------ RECORDS TO PROCESS ------

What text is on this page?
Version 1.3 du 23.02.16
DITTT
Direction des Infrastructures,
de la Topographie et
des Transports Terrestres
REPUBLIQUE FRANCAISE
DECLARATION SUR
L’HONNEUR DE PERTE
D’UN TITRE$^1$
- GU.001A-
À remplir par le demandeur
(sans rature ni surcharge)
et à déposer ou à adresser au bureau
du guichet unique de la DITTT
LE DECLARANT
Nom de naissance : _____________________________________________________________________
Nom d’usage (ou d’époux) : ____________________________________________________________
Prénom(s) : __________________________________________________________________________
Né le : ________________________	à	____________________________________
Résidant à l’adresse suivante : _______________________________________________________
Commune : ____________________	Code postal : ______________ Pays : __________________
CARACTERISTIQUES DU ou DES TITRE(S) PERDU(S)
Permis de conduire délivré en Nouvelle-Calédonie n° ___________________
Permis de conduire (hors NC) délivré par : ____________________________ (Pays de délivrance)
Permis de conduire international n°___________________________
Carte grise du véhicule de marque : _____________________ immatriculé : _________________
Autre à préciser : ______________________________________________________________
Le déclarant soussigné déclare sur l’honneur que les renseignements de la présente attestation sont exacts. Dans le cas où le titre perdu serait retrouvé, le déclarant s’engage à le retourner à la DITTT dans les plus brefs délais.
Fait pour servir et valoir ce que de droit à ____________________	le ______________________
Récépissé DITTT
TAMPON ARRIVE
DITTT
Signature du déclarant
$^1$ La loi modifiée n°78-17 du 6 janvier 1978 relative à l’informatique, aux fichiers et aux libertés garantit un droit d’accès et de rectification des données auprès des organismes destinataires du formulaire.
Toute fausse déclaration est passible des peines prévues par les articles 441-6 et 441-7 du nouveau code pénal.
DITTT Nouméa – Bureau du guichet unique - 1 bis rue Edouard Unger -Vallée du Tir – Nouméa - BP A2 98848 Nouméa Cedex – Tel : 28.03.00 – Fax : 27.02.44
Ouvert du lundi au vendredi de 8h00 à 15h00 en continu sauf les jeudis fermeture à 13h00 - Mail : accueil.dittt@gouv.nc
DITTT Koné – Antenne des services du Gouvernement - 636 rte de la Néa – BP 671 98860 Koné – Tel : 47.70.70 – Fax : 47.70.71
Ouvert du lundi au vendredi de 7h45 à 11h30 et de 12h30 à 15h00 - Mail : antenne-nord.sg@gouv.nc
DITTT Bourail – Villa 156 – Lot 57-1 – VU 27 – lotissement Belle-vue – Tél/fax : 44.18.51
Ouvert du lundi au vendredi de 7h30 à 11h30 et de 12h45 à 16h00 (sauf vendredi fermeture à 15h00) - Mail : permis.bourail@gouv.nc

------

#### GIVEN REQUEST
All records above must be set down exactly, please.

#### ANSWER TO THE PROBLEM
What text is on this page?
Version 1.3 du 23.02.16
DITTT
Direction des Infrastructures,
de la Topographie et
des Transports Terrestres
REPUBLIQUE FRANCAISE
DECLARATION SUR
L’HONNEUR DE PERTE
D’UN TITRE$^1$
- GU.001A-
À remplir par le demandeur
(sans rature ni surcharge)
et à déposer ou à adresser au bureau
du guichet unique de la DITTT
LE DECLARANT
Nom de naissance : _____________________________________________________________________
Nom d’usage (ou d’époux) : ____________________________________________________________
Prénom(s) : __________________________________________________________________________
Né le : ________________________	à	____________________________________
Résidant à l’adresse suivante : _______________________________________________________
Commune : ____________________	Code postal : ______________ Pays : __________________
CARACTERISTIQUES DU ou DES TITRE(S) PERDU(S)
Permis de conduire délivré en Nouvelle-Calédonie n° ___________________
Permis de conduire (hors NC) délivré par : ____________________________ (Pays de délivrance)
Permis de conduire international n°___________________________
Carte grise du véhicule de marque : _____________________ immatriculé : _________________
Autre à préciser : ______________________________________________________________
Le déclarant soussigné déclare sur l’honneur que les renseignements de la présente attestation sont exacts. Dans le cas où le titre perdu serait retrouvé, le déclarant s’engage à le retourner à la DITTT dans les plus brefs délais.
Fait pour servir et valoir ce que de droit à ____________________	le ______________________
Récépissé DITTT
TAMPON ARRIVE
DITTT
Signature du déclarant
$^1$ La loi modifiée n°78-17 du 6 janvier 1978 relative à l’informatique, aux fichiers et aux libertés garantit un droit d’accès et de rectification des données auprès des organismes destinataires du formulaire.
Toute fausse déclaration est passible des peines prévues par les articles 441-6 et 441-7 du nouveau code pénal.
DITTT Nouméa – Bureau du guichet unique - 1 bis rue Edouard Unger -Vallée du Tir – Nouméa - BP A2 98848 Nouméa Cedex – Tel : 28.03.00 – Fax : 27.02.44
Ouvert du lundi au vendredi de 8h00 à 15h00 en continu sauf les jeudis fermeture à 13h00 - Mail : accueil.dittt@gouv.nc
DITTT Koné – Antenne des services du Gouvernement - 636 rte de la Néa – BP 671 98860 Koné – Tel : 47.70.70 – Fax : 47.70.71
Ouvert du lundi au vendredi de 7h45 à 11h30 et de 12h30 à 15h00 - Mail : antenne-nord.sg@gouv.nc
DITTT Bourail – Villa 156 – Lot 57-1 – VU 27 – lotissement Belle-vue – Tél/fax : 44.18.51
Ouvert du lundi au vendredi de 7h30 à 11h30 et de 12h45 à 16h00 (sauf vendredi fermeture à 15h00) - Mail : permis.bourail@gouv.nc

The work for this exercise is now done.